Print the data exactly as it is given, please.

◇ ◇ ◇ ◇ ◇

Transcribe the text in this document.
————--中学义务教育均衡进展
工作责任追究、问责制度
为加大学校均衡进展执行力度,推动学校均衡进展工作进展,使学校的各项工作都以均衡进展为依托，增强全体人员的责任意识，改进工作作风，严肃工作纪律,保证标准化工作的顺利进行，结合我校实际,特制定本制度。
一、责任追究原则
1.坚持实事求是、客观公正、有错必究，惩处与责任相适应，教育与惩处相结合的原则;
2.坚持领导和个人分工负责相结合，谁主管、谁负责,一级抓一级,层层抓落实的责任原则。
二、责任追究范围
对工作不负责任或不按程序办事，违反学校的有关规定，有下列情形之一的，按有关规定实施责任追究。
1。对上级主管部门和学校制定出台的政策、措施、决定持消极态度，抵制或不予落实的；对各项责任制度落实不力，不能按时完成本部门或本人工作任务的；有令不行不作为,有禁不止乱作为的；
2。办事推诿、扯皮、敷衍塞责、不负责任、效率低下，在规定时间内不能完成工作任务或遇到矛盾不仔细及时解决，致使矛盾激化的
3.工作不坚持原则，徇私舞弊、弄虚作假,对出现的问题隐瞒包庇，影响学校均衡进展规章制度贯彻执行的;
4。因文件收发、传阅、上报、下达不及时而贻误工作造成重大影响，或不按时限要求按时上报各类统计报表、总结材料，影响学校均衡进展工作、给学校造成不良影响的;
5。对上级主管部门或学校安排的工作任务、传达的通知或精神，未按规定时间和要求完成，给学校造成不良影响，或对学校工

◇ ◇ ◇ ◇ ◇

- Exercise answer
Transcribe the text in this document.
————--中学义务教育均衡进展
工作责任追究、问责制度
为加大学校均衡进展执行力度,推动学校均衡进展工作进展,使学校的各项工作都以均衡进展为依托，增强全体人员的责任意识，改进工作作风，严肃工作纪律,保证标准化工作的顺利进行，结合我校实际,特制定本制度。
一、责任追究原则
1.坚持实事求是、客观公正、有错必究，惩处与责任相适应，教育与惩处相结合的原则;
2.坚持领导和个人分工负责相结合，谁主管、谁负责,一级抓一级,层层抓落实的责任原则。
二、责任追究范围
对工作不负责任或不按程序办事，违反学校的有关规定，有下列情形之一的，按有关规定实施责任追究。
1。对上级主管部门和学校制定出台的政策、措施、决定持消极态度，抵制或不予落实的；对各项责任制度落实不力，不能按时完成本部门或本人工作任务的；有令不行不作为,有禁不止乱作为的；
2。办事推诿、扯皮、敷衍塞责、不负责任、效率低下，在规定时间内不能完成工作任务或遇到矛盾不仔细及时解决，致使矛盾激化的
3.工作不坚持原则，徇私舞弊、弄虚作假,对出现的问题隐瞒包庇，影响学校均衡进展规章制度贯彻执行的;
4。因文件收发、传阅、上报、下达不及时而贻误工作造成重大影响，或不按时限要求按时上报各类统计报表、总结材料，影响学校均衡进展工作、给学校造成不良影响的;
5。对上级主管部门或学校安排的工作任务、传达的通知或精神，未按规定时间和要求完成，给学校造成不良影响，或对学校工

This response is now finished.